Start of Data for this task
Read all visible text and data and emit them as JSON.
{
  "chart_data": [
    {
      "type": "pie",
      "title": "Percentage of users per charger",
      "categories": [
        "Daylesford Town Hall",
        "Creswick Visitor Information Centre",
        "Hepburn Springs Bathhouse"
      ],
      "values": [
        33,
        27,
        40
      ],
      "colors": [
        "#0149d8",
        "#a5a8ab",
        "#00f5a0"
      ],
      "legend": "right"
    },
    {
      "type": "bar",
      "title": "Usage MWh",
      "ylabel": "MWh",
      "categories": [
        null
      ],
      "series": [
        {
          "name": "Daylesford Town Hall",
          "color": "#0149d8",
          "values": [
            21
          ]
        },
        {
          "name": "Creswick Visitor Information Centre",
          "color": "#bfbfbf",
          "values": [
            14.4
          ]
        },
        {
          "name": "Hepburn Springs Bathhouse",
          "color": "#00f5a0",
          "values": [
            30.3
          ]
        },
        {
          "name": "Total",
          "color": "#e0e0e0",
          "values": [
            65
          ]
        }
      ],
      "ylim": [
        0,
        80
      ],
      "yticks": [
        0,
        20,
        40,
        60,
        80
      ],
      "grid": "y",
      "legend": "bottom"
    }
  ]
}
End of Data for this task
• [Work to complete] Each line of the material should be echoed exactly.

• [Result for this exercise]
Read all visible text and data and emit them as JSON.
{
  "chart_data": [
    {
      "type": "pie",
      "title": "Percentage of users per charger",
      "categories": [
        "Daylesford Town Hall",
        "Creswick Visitor Information Centre",
        "Hepburn Springs Bathhouse"
      ],
      "values": [
        33,
        27,
        40
      ],
      "colors": [
        "#0149d8",
        "#a5a8ab",
        "#00f5a0"
      ],
      "legend": "right"
    },
    {
      "type": "bar",
      "title": "Usage MWh",
      "ylabel": "MWh",
      "categories": [
        null
      ],
      "series": [
        {
          "name": "Daylesford Town Hall",
          "color": "#0149d8",
          "values": [
            21
          ]
        },
        {
          "name": "Creswick Visitor Information Centre",
          "color": "#bfbfbf",
          "values": [
            14.4
          ]
        },
        {
          "name": "Hepburn Springs Bathhouse",
          "color": "#00f5a0",
          "values": [
            30.3
          ]
        },
        {
          "name": "Total",
          "color": "#e0e0e0",
          "values": [
            65
          ]
        }
      ],
      "ylim": [
        0,
        80
      ],
      "yticks": [
        0,
        20,
        40,
        60,
        80
      ],
      "grid": "y",
      "legend": "bottom"
    }
  ]
}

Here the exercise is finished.